→ **Data for the task**:
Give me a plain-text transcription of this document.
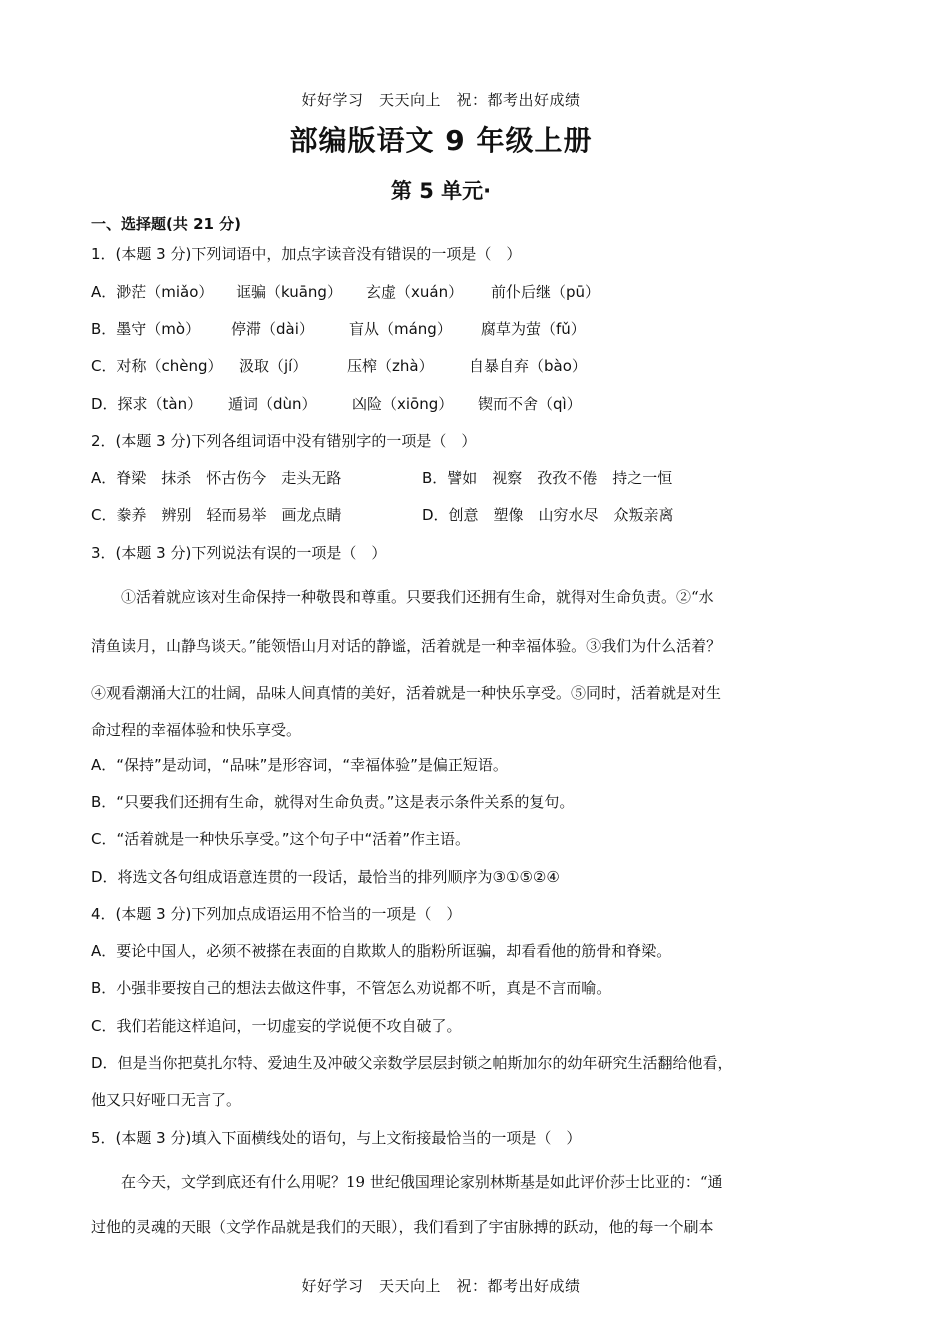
好好学习　天天向上　祝：都考出好成绩
部编版语文 9 年级上册
第 5 单元·
一、选择题(共 21 分)
1．(本题 3 分)下列词语中，加点字读音没有错误的一项是（　）
A．渺茫（miǎo） 诓骗（kuāng） 玄虚（xuán） 前仆后继（pū）
B．墨守（mò） 停滞（dài） 盲从（máng） 腐草为萤（fǔ）
C．对称（chèng） 汲取（jí）	压榨（zhà） 自暴自弃（bào）
D．探求（tàn） 遁词（dùn） 凶险（xiōng） 锲而不舍（qì）
2．(本题 3 分)下列各组词语中没有错别字的一项是（　）
A．脊梁　抹杀　怀古伤今　走头无路	B．譬如　视察　孜孜不倦　持之一恒
C．豢养　辨别　轻而易举　画龙点睛	D．创意　塑像　山穷水尽　众叛亲离
3．(本题 3 分)下列说法有误的一项是（　）
　　①活着就应该对生命保持一种敬畏和尊重。只要我们还拥有生命，就得对生命负责。②“水
清鱼读月，山静鸟谈天。”能领悟山月对话的静谧，活着就是一种幸福体验。③我们为什么活着？
④观看潮涌大江的壮阔，品味人间真情的美好，活着就是一种快乐享受。⑤同时，活着就是对生
命过程的幸福体验和快乐享受。
A．“保持”是动词，“品味”是形容词，“幸福体验”是偏正短语。
B．“只要我们还拥有生命，就得对生命负责。”这是表示条件关系的复句。
C．“活着就是一种快乐享受。”这个句子中“活着”作主语。
D．将选文各句组成语意连贯的一段话，最恰当的排列顺序为③①⑤②④
4．(本题 3 分)下列加点成语运用不恰当的一项是（　）
A．要论中国人，必须不被搽在表面的自欺欺人的脂粉所诓骗，却看看他的筋骨和脊梁。
B．小强非要按自己的想法去做这件事，不管怎么劝说都不听，真是不言而喻。
C．我们若能这样追问，一切虚妄的学说便不攻自破了。
D．但是当你把莫扎尔特、爱迪生及冲破父亲数学层层封锁之帕斯加尔的幼年研究生活翻给他看，
他又只好哑口无言了。
5．(本题 3 分)填入下面横线处的语句，与上文衔接最恰当的一项是（　）
　　在今天，文学到底还有什么用呢？19 世纪俄国理论家别林斯基是如此评价莎士比亚的：“通
过他的灵魂的天眼（文学作品就是我们的天眼），我们看到了宇宙脉搏的跃动，他的每一个刷本
好好学习　天天向上　祝：都考出好成绩
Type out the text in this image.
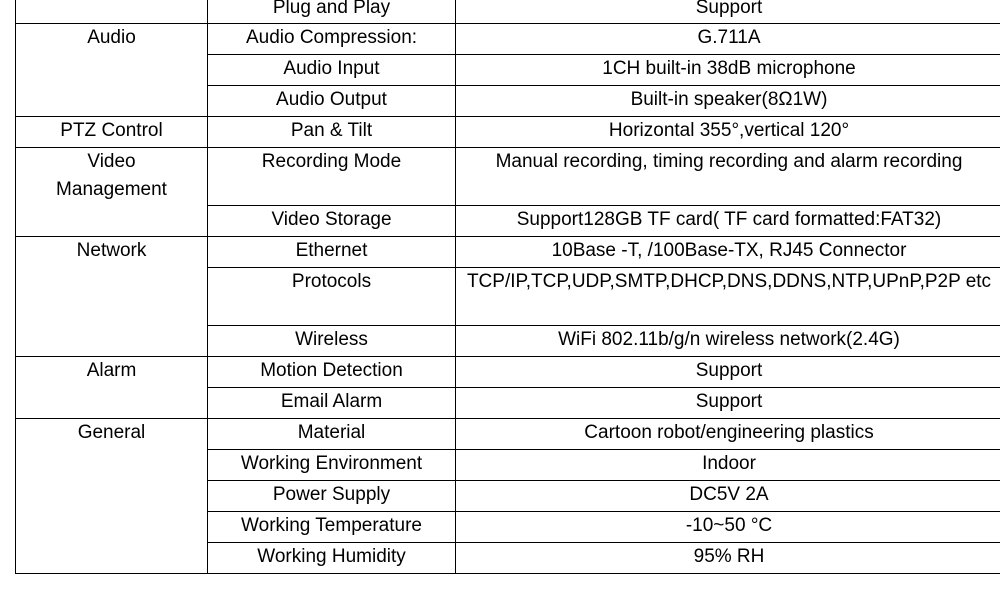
	Plug and Play	Support
Audio	Audio Compression:	G.711A
	Audio Input	1CH built-in 38dB microphone
	Audio Output	Built-in speaker(8Ω1W)
PTZ Control	Pan & Tilt	Horizontal 355°,vertical 120°
Video Management	Recording Mode	Manual recording, timing recording and alarm recording
	Video Storage	Support128GB TF card( TF card formatted:FAT32)
Network	Ethernet	10Base -T, /100Base-TX, RJ45 Connector
	Protocols	TCP/IP,TCP,UDP,SMTP,DHCP,DNS,DDNS,NTP,UPnP,P2P etc
	Wireless	WiFi 802.11b/g/n wireless network(2.4G)
Alarm	Motion Detection	Support
	Email Alarm	Support
General	Material	Cartoon robot/engineering plastics
	Working Environment	Indoor
	Power Supply	DC5V 2A
	Working Temperature	-10~50 °C
	Working Humidity	95% RH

→ **What you have to do**:
Tally the lines above containing "Working". Answer with the count only.

→ **Answer for the task**:
3